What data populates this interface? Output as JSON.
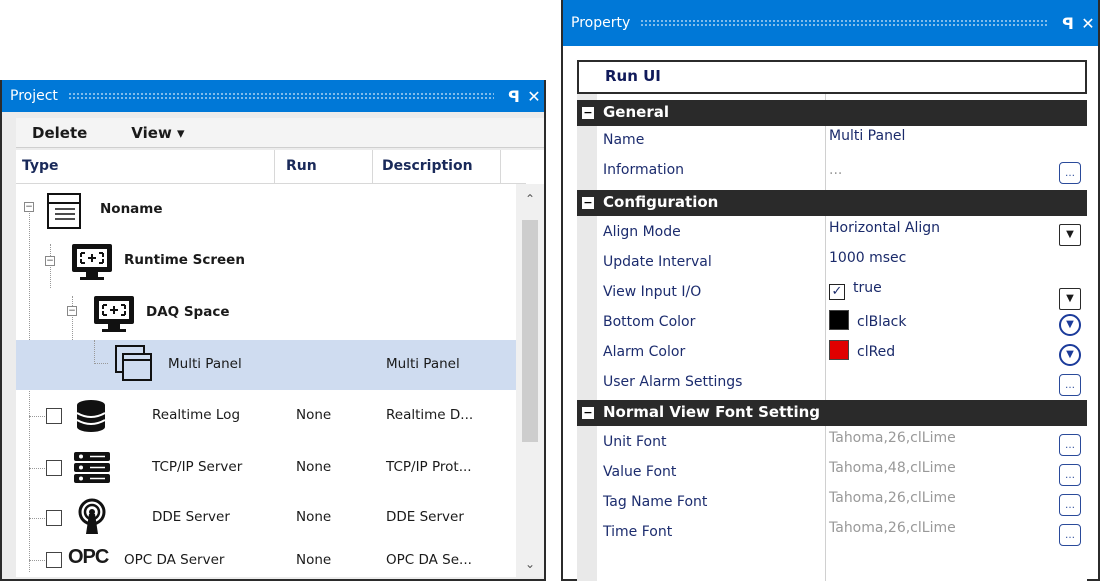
{
  "project": {
    "title": "Project",
    "toolbar": {
      "delete": "Delete",
      "view": "View ▾"
    },
    "columns": {
      "type": "Type",
      "run": "Run",
      "description": "Description"
    },
    "tree": [
      {
        "name": "Noname",
        "run": "",
        "description": ""
      },
      {
        "name": "Runtime Screen",
        "run": "",
        "description": ""
      },
      {
        "name": "DAQ Space",
        "run": "",
        "description": ""
      },
      {
        "name": "Multi Panel",
        "run": "",
        "description": "Multi Panel"
      },
      {
        "name": "Realtime Log",
        "run": "None",
        "description": "Realtime D..."
      },
      {
        "name": "TCP/IP Server",
        "run": "None",
        "description": "TCP/IP Prot..."
      },
      {
        "name": "DDE Server",
        "run": "None",
        "description": "DDE Server"
      },
      {
        "name": "OPC DA Server",
        "run": "None",
        "description": "OPC DA Se...",
        "logo": "OPC"
      }
    ]
  },
  "property": {
    "title": "Property",
    "object": "Run UI",
    "general": {
      "label": "General",
      "name_key": "Name",
      "name_val": "Multi Panel",
      "info_key": "Information",
      "info_val": "..."
    },
    "configuration": {
      "label": "Configuration",
      "align_key": "Align Mode",
      "align_val": "Horizontal Align",
      "update_key": "Update Interval",
      "update_val": "1000 msec",
      "viewio_key": "View Input I/O",
      "viewio_val": "true",
      "bottom_key": "Bottom Color",
      "bottom_val": "clBlack",
      "alarm_key": "Alarm Color",
      "alarm_val": "clRed",
      "useralarm_key": "User Alarm Settings"
    },
    "font": {
      "label": "Normal View Font Setting",
      "unit_key": "Unit Font",
      "unit_val": "Tahoma,26,clLime",
      "value_key": "Value Font",
      "value_val": "Tahoma,48,clLime",
      "tag_key": "Tag Name Font",
      "tag_val": "Tahoma,26,clLime",
      "time_key": "Time Font",
      "time_val": "Tahoma,26,clLime"
    }
  },
  "colors": {
    "titlebar": "#0078d7",
    "black": "#000000",
    "red": "#e00000"
  }
}
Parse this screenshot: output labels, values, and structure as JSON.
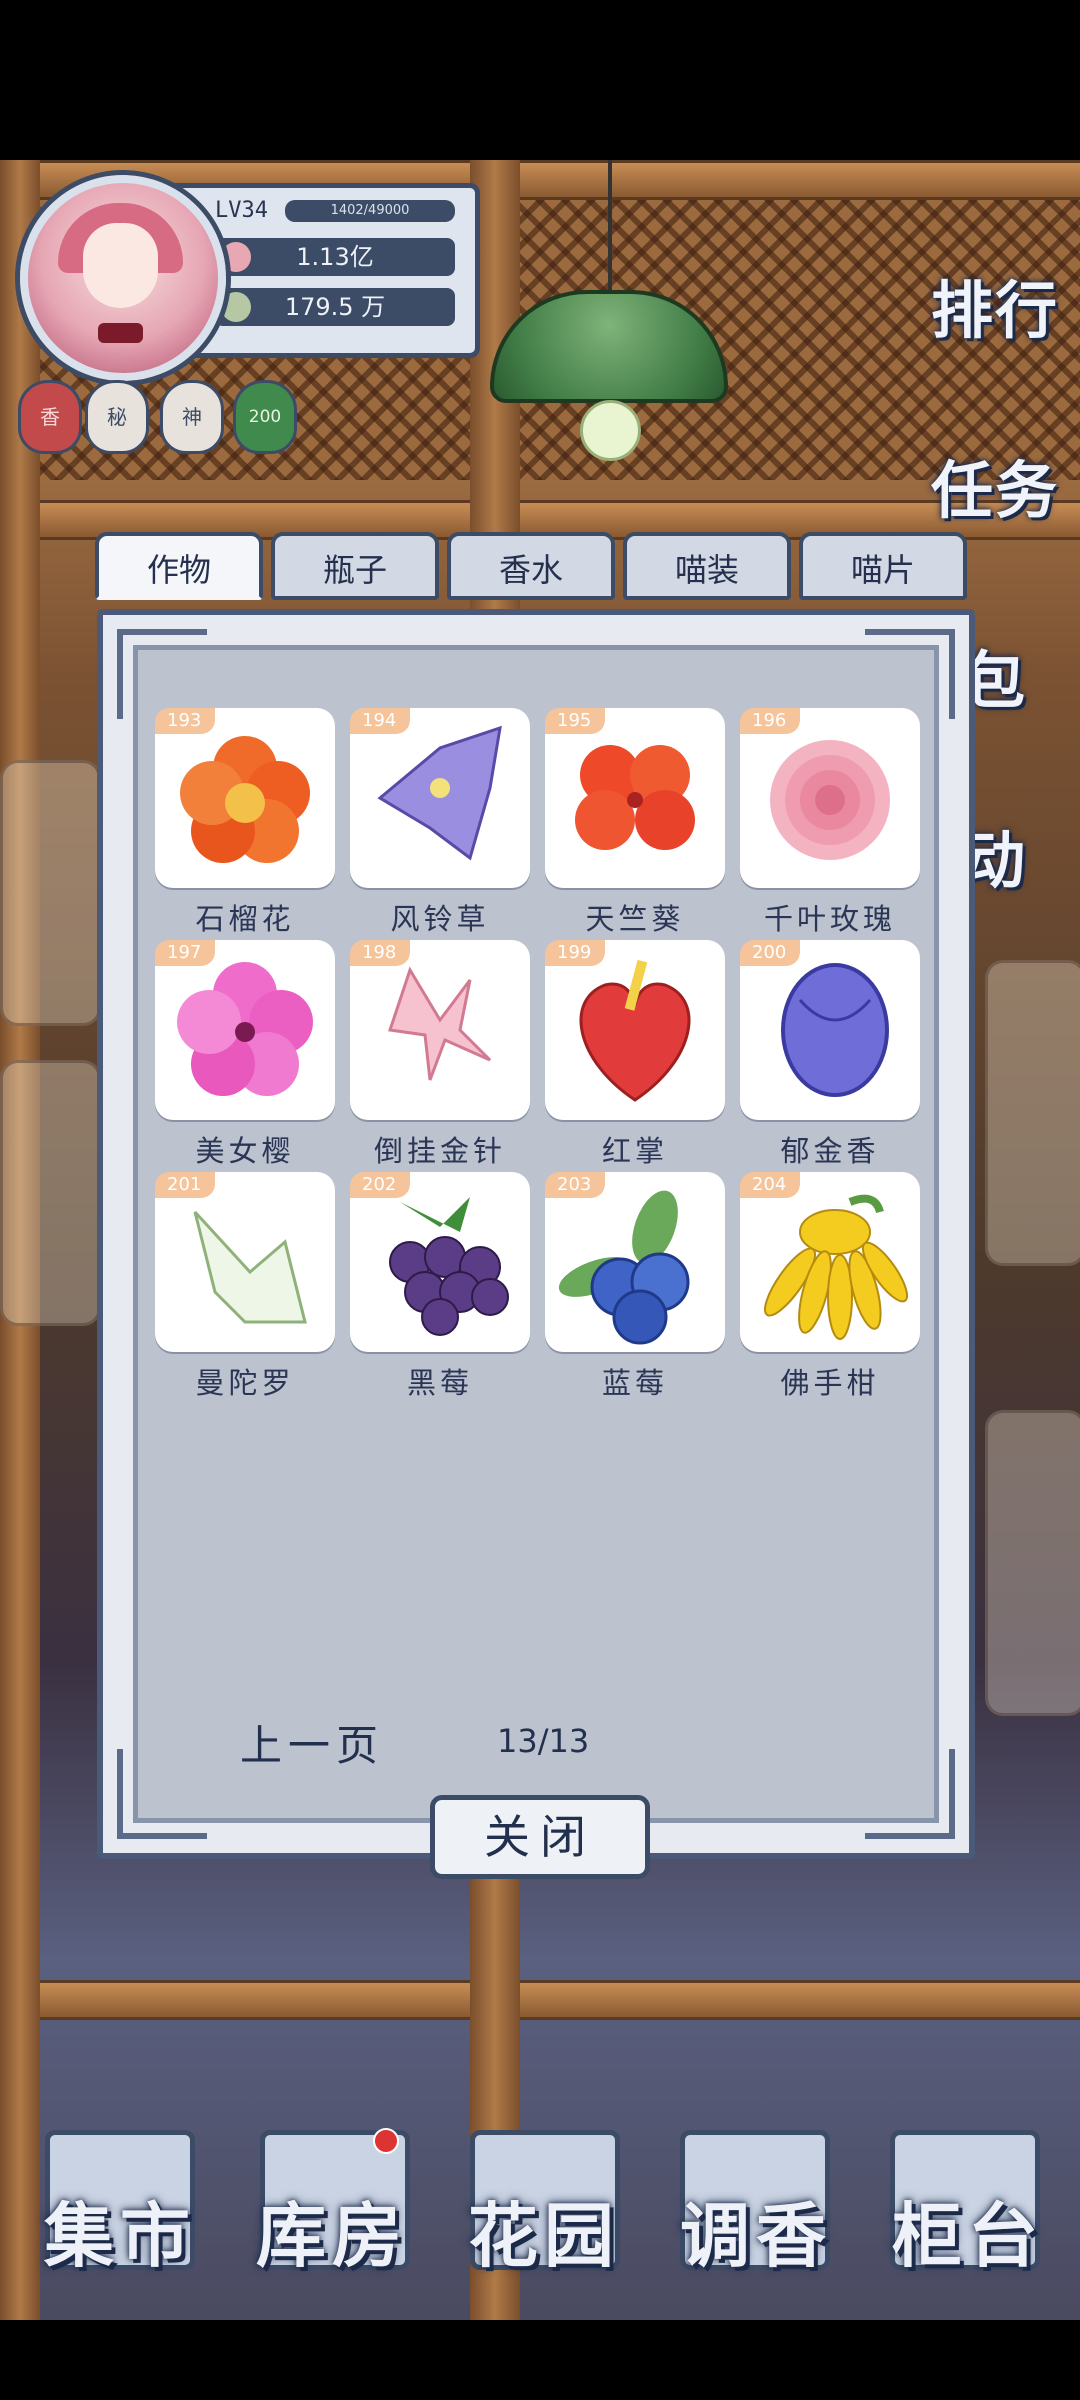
{
  "profile": {
    "level": "LV34",
    "exp": "1402/49000",
    "currency1": "1.13亿",
    "currency2": "179.5 万"
  },
  "badges": [
    "香",
    "秘",
    "神",
    "200"
  ],
  "side_buttons": [
    "排行",
    "任务",
    "包",
    "动"
  ],
  "tabs": [
    "作物",
    "瓶子",
    "香水",
    "喵装",
    "喵片"
  ],
  "items": [
    {
      "num": "193",
      "name": "石榴花"
    },
    {
      "num": "194",
      "name": "风铃草"
    },
    {
      "num": "195",
      "name": "天竺葵"
    },
    {
      "num": "196",
      "name": "千叶玫瑰"
    },
    {
      "num": "197",
      "name": "美女樱"
    },
    {
      "num": "198",
      "name": "倒挂金针"
    },
    {
      "num": "199",
      "name": "红掌"
    },
    {
      "num": "200",
      "name": "郁金香"
    },
    {
      "num": "201",
      "name": "曼陀罗"
    },
    {
      "num": "202",
      "name": "黑莓"
    },
    {
      "num": "203",
      "name": "蓝莓"
    },
    {
      "num": "204",
      "name": "佛手柑"
    }
  ],
  "pager": {
    "prev": "上一页",
    "page": "13/13"
  },
  "close": "关闭",
  "bottom_nav": [
    "集市",
    "库房",
    "花园",
    "调香",
    "柜台"
  ],
  "colors": {
    "frame": "#3c4b66",
    "panel": "#bcc2ce",
    "tag": "#f5c49a"
  }
}
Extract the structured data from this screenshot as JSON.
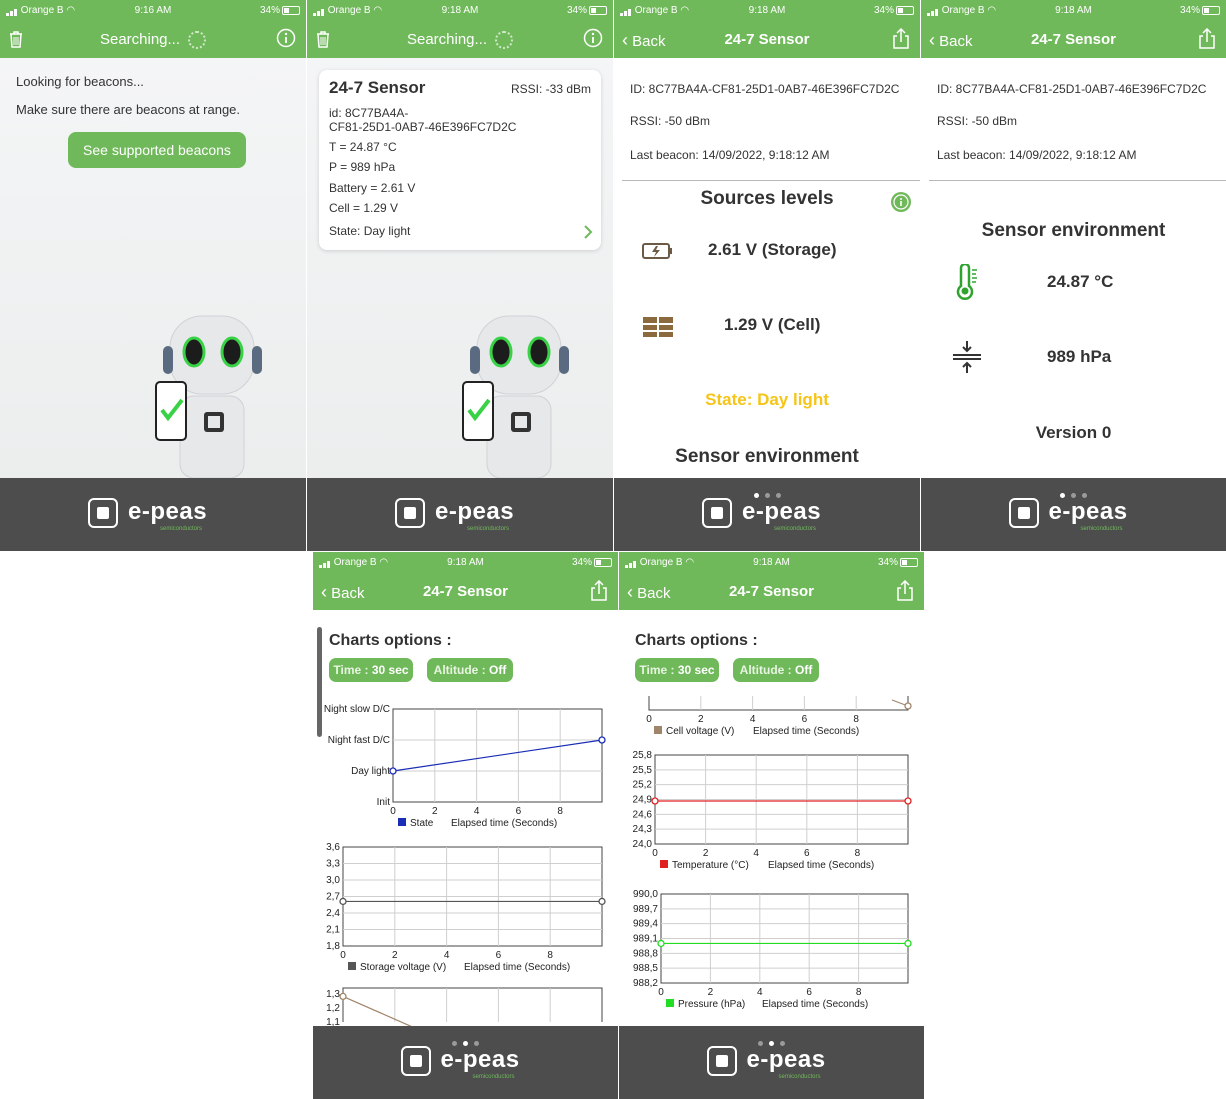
{
  "status_bar": {
    "carrier": "Orange B",
    "battery": "34%",
    "times": [
      "9:16 AM",
      "9:18 AM",
      "9:18 AM",
      "9:18 AM",
      "9:18 AM",
      "9:18 AM"
    ]
  },
  "colors": {
    "header_green": "#70b95b",
    "footer_gray": "#4d4d4d",
    "state_yellow": "#f5c518"
  },
  "footer": {
    "brand": "e-peas",
    "subtitle": "semiconductors"
  },
  "screen1": {
    "title": "Searching...",
    "looking": "Looking for beacons...",
    "hint": "Make sure there are beacons at range.",
    "button": "See supported beacons",
    "icons": {
      "left": "trash-icon",
      "right": "info-icon"
    }
  },
  "screen2": {
    "title": "Searching...",
    "card": {
      "name": "24-7 Sensor",
      "rssi": "RSSI: -33 dBm",
      "id_line1": "id: 8C77BA4A-",
      "id_line2": "CF81-25D1-0AB7-46E396FC7D2C",
      "temperature": "T = 24.87 °C",
      "pressure": "P = 989 hPa",
      "battery": "Battery = 2.61 V",
      "cell": "Cell = 1.29 V",
      "state": "State:  Day light"
    }
  },
  "screen3": {
    "back": "Back",
    "title": "24-7 Sensor",
    "id": "ID: 8C77BA4A-CF81-25D1-0AB7-46E396FC7D2C",
    "rssi": "RSSI: -50 dBm",
    "last_beacon": "Last beacon: 14/09/2022, 9:18:12 AM",
    "sources_title": "Sources levels",
    "storage": "2.61 V (Storage)",
    "cell": "1.29 V (Cell)",
    "state": "State:  Day light",
    "env_title": "Sensor environment"
  },
  "screen4": {
    "back": "Back",
    "title": "24-7 Sensor",
    "id": "ID: 8C77BA4A-CF81-25D1-0AB7-46E396FC7D2C",
    "rssi": "RSSI: -50 dBm",
    "last_beacon": "Last beacon: 14/09/2022, 9:18:12 AM",
    "env_title": "Sensor environment",
    "temperature": "24.87 °C",
    "pressure": "989 hPa",
    "version": "Version 0"
  },
  "screen5": {
    "back": "Back",
    "title": "24-7 Sensor",
    "options_title": "Charts options :",
    "time_label": "Time :",
    "time_value": "30 sec",
    "altitude_label": "Altitude :",
    "altitude_value": "Off"
  },
  "screen6": {
    "back": "Back",
    "title": "24-7 Sensor",
    "options_title": "Charts options :",
    "time_label": "Time :",
    "time_value": "30 sec",
    "altitude_label": "Altitude :",
    "altitude_value": "Off"
  },
  "chart_data": [
    {
      "type": "line",
      "name": "state-chart",
      "xlabel": "Elapsed time (Seconds)",
      "legend": "State",
      "legend_color": "#1a2db5",
      "xticks": [
        0,
        2,
        4,
        6,
        8
      ],
      "xlim": [
        0,
        10
      ],
      "ycategories": [
        "Init",
        "Day light",
        "Night fast D/C",
        "Night slow D/C"
      ],
      "x": [
        0,
        10
      ],
      "y": [
        1,
        2
      ]
    },
    {
      "type": "line",
      "name": "storage-chart",
      "xlabel": "Elapsed time (Seconds)",
      "legend": "Storage voltage (V)",
      "legend_color": "#555555",
      "xticks": [
        0,
        2,
        4,
        6,
        8
      ],
      "xlim": [
        0,
        10
      ],
      "yticks": [
        "3,6",
        "3,3",
        "3,0",
        "2,7",
        "2,4",
        "2,1",
        "1,8"
      ],
      "ylim": [
        1.8,
        3.6
      ],
      "x": [
        0,
        10
      ],
      "y": [
        2.61,
        2.61
      ]
    },
    {
      "type": "line",
      "name": "cell-chart-partial",
      "yticks": [
        "1,3",
        "1,2",
        "1,1"
      ],
      "x": [
        0,
        4
      ],
      "y": [
        1.29,
        1.1
      ]
    },
    {
      "type": "line",
      "name": "cell-chart-tail",
      "xlabel": "Elapsed time (Seconds)",
      "legend": "Cell voltage (V)",
      "legend_color": "#a0856a",
      "xticks": [
        0,
        2,
        4,
        6,
        8
      ],
      "xlim": [
        0,
        10
      ],
      "x": [
        0,
        10
      ]
    },
    {
      "type": "line",
      "name": "temperature-chart",
      "xlabel": "Elapsed time (Seconds)",
      "legend": "Temperature (°C)",
      "legend_color": "#e02020",
      "xticks": [
        0,
        2,
        4,
        6,
        8
      ],
      "xlim": [
        0,
        10
      ],
      "yticks": [
        "25,8",
        "25,5",
        "25,2",
        "24,9",
        "24,6",
        "24,3",
        "24,0"
      ],
      "ylim": [
        24.0,
        25.8
      ],
      "x": [
        0,
        10
      ],
      "y": [
        24.87,
        24.87
      ]
    },
    {
      "type": "line",
      "name": "pressure-chart",
      "xlabel": "Elapsed time (Seconds)",
      "legend": "Pressure (hPa)",
      "legend_color": "#22dd22",
      "xticks": [
        0,
        2,
        4,
        6,
        8
      ],
      "xlim": [
        0,
        10
      ],
      "yticks": [
        "990,0",
        "989,7",
        "989,4",
        "989,1",
        "988,8",
        "988,5",
        "988,2"
      ],
      "ylim": [
        988.2,
        990.0
      ],
      "x": [
        0,
        10
      ],
      "y": [
        989,
        989
      ]
    }
  ]
}
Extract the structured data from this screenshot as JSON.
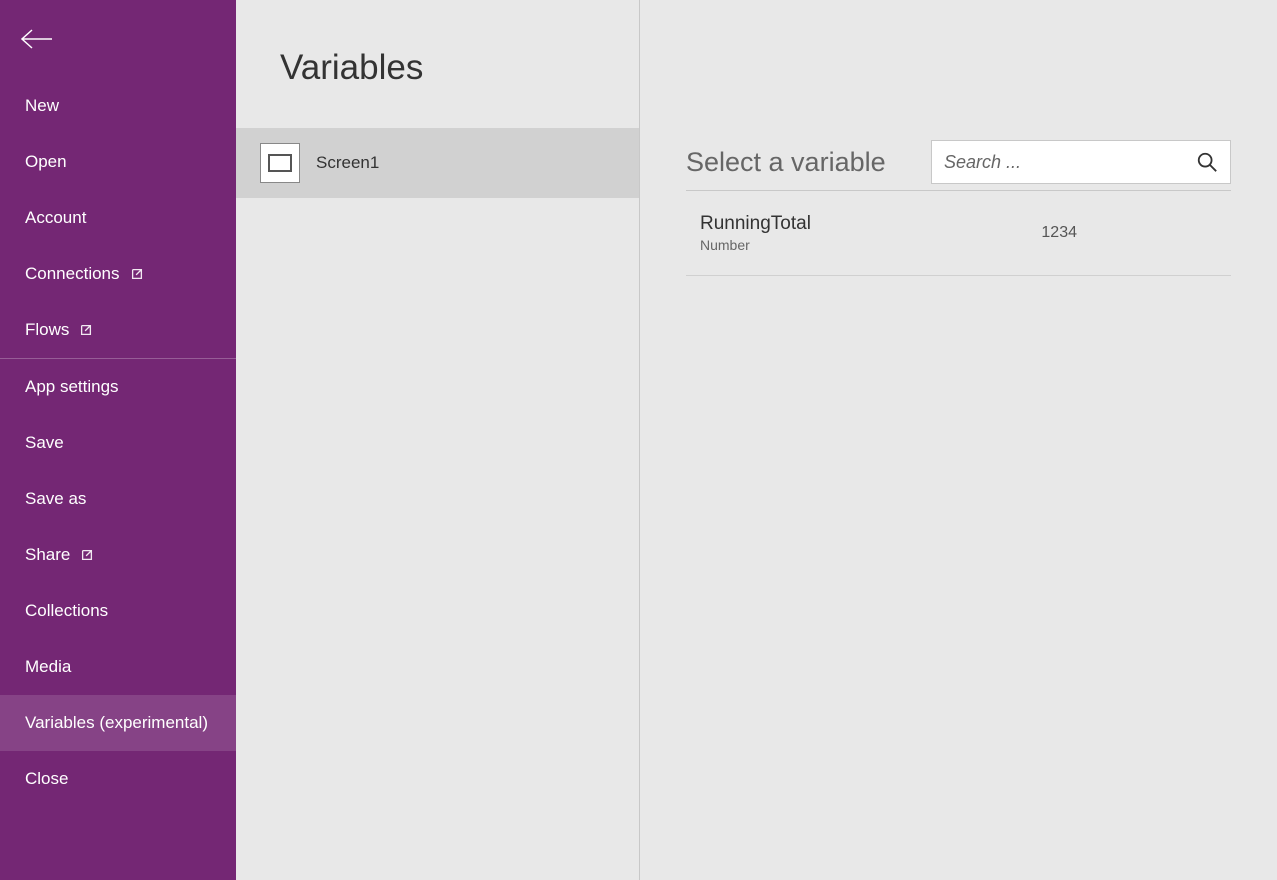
######
• **WHAT NEEDS TO BE DONE**: Report each line of the material above where the word "Realtime" appears.

• **SOLUTION FOR THIS PROBLEM**:
        "name": "Realtime Log",
        "description": "Realtime D..."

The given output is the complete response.